◆ **RECORDS SUPPLIED**:
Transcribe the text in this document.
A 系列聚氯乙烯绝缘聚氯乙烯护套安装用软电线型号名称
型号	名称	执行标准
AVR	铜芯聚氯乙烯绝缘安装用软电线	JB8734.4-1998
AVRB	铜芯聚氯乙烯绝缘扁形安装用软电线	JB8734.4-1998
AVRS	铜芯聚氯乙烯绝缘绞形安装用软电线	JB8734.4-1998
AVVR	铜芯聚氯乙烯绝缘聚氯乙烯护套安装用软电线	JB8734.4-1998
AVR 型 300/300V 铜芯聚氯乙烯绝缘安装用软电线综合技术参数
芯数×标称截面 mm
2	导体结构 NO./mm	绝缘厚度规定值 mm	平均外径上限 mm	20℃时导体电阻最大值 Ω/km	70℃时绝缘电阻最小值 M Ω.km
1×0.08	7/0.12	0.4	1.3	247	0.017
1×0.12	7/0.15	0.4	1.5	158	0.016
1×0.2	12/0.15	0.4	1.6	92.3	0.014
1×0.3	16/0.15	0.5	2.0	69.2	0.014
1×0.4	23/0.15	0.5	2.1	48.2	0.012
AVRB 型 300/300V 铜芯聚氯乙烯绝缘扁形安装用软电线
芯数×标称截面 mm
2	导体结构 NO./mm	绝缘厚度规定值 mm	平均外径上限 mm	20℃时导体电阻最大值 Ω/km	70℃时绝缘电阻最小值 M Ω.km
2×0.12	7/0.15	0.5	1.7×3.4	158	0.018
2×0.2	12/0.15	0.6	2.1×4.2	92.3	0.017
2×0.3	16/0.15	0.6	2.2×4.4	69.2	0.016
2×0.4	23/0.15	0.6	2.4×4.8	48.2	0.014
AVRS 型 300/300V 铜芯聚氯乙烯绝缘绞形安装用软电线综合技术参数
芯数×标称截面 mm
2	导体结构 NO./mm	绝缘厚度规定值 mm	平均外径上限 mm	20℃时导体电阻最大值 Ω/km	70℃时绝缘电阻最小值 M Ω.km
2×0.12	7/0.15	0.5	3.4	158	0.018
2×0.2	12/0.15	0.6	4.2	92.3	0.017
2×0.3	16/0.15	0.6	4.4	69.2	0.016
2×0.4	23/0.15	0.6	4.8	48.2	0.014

◆ **TO DO**: All lines holding the word "AVRS" should be picked out and copied.

◆ **PROBLEM SOLUTION**:
AVRS	铜芯聚氯乙烯绝缘绞形安装用软电线	JB8734.4-1998
AVRS 型 300/300V 铜芯聚氯乙烯绝缘绞形安装用软电线综合技术参数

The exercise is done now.